(Items from a figure collection)
(begin)
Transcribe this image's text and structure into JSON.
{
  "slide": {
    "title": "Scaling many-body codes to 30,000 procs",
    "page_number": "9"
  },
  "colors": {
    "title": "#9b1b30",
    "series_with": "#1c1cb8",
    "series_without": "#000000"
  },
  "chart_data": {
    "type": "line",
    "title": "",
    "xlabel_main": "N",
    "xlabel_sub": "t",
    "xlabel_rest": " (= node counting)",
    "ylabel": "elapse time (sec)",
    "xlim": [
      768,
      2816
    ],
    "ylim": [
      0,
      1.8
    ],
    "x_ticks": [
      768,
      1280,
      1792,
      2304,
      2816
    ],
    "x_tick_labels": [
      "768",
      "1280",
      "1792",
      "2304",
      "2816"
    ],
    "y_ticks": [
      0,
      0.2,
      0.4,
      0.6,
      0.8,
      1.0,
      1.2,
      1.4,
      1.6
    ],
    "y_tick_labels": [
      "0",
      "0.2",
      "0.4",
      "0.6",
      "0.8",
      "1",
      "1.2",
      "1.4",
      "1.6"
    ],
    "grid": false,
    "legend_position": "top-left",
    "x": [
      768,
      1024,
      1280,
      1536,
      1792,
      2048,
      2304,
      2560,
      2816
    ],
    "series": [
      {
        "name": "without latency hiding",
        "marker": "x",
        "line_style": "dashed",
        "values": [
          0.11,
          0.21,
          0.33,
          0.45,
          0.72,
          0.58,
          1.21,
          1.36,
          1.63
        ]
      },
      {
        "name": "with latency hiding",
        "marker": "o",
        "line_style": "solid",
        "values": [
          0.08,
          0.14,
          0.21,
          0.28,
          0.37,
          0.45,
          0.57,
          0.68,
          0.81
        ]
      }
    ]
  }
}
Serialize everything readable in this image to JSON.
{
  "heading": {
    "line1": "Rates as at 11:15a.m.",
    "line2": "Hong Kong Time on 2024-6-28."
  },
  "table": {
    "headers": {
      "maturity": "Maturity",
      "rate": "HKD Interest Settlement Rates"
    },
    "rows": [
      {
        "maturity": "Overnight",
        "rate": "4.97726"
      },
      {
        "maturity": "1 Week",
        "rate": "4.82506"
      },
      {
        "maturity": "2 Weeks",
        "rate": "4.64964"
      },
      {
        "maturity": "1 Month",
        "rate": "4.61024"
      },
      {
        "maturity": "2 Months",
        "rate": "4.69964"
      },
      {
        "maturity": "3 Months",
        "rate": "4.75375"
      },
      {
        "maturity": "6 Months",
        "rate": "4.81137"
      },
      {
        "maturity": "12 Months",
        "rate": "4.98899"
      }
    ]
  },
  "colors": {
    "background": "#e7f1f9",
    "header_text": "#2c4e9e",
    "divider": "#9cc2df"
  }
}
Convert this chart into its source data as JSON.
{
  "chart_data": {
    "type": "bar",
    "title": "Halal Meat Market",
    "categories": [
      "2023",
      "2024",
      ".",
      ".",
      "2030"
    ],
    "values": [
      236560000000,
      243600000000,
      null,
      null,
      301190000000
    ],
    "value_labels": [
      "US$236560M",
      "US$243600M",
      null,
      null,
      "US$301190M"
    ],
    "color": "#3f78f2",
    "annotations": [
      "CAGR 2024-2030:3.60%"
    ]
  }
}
(end)
**WHAT YOU WILL DO:** Your task is to reproduce all of the records exactly.

**WRITTEN REPLY:**
Transcribe this image's text and structure into JSON.
{
  "slide": {
    "title": "Scaling many-body codes to 30,000 procs",
    "page_number": "9"
  },
  "colors": {
    "title": "#9b1b30",
    "series_with": "#1c1cb8",
    "series_without": "#000000"
  },
  "chart_data": {
    "type": "line",
    "title": "",
    "xlabel_main": "N",
    "xlabel_sub": "t",
    "xlabel_rest": " (= node counting)",
    "ylabel": "elapse time (sec)",
    "xlim": [
      768,
      2816
    ],
    "ylim": [
      0,
      1.8
    ],
    "x_ticks": [
      768,
      1280,
      1792,
      2304,
      2816
    ],
    "x_tick_labels": [
      "768",
      "1280",
      "1792",
      "2304",
      "2816"
    ],
    "y_ticks": [
      0,
      0.2,
      0.4,
      0.6,
      0.8,
      1.0,
      1.2,
      1.4,
      1.6
    ],
    "y_tick_labels": [
      "0",
      "0.2",
      "0.4",
      "0.6",
      "0.8",
      "1",
      "1.2",
      "1.4",
      "1.6"
    ],
    "grid": false,
    "legend_position": "top-left",
    "x": [
      768,
      1024,
      1280,
      1536,
      1792,
      2048,
      2304,
      2560,
      2816
    ],
    "series": [
      {
        "name": "without latency hiding",
        "marker": "x",
        "line_style": "dashed",
        "values": [
          0.11,
          0.21,
          0.33,
          0.45,
          0.72,
          0.58,
          1.21,
          1.36,
          1.63
        ]
      },
      {
        "name": "with latency hiding",
        "marker": "o",
        "line_style": "solid",
        "values": [
          0.08,
          0.14,
          0.21,
          0.28,
          0.37,
          0.45,
          0.57,
          0.68,
          0.81
        ]
      }
    ]
  }
}
Serialize everything readable in this image to JSON.
{
  "heading": {
    "line1": "Rates as at 11:15a.m.",
    "line2": "Hong Kong Time on 2024-6-28."
  },
  "table": {
    "headers": {
      "maturity": "Maturity",
      "rate": "HKD Interest Settlement Rates"
    },
    "rows": [
      {
        "maturity": "Overnight",
        "rate": "4.97726"
      },
      {
        "maturity": "1 Week",
        "rate": "4.82506"
      },
      {
        "maturity": "2 Weeks",
        "rate": "4.64964"
      },
      {
        "maturity": "1 Month",
        "rate": "4.61024"
      },
      {
        "maturity": "2 Months",
        "rate": "4.69964"
      },
      {
        "maturity": "3 Months",
        "rate": "4.75375"
      },
      {
        "maturity": "6 Months",
        "rate": "4.81137"
      },
      {
        "maturity": "12 Months",
        "rate": "4.98899"
      }
    ]
  },
  "colors": {
    "background": "#e7f1f9",
    "header_text": "#2c4e9e",
    "divider": "#9cc2df"
  }
}
Convert this chart into its source data as JSON.
{
  "chart_data": {
    "type": "bar",
    "title": "Halal Meat Market",
    "categories": [
      "2023",
      "2024",
      ".",
      ".",
      "2030"
    ],
    "values": [
      236560000000,
      243600000000,
      null,
      null,
      301190000000
    ],
    "value_labels": [
      "US$236560M",
      "US$243600M",
      null,
      null,
      "US$301190M"
    ],
    "color": "#3f78f2",
    "annotations": [
      "CAGR 2024-2030:3.60%"
    ]
  }
}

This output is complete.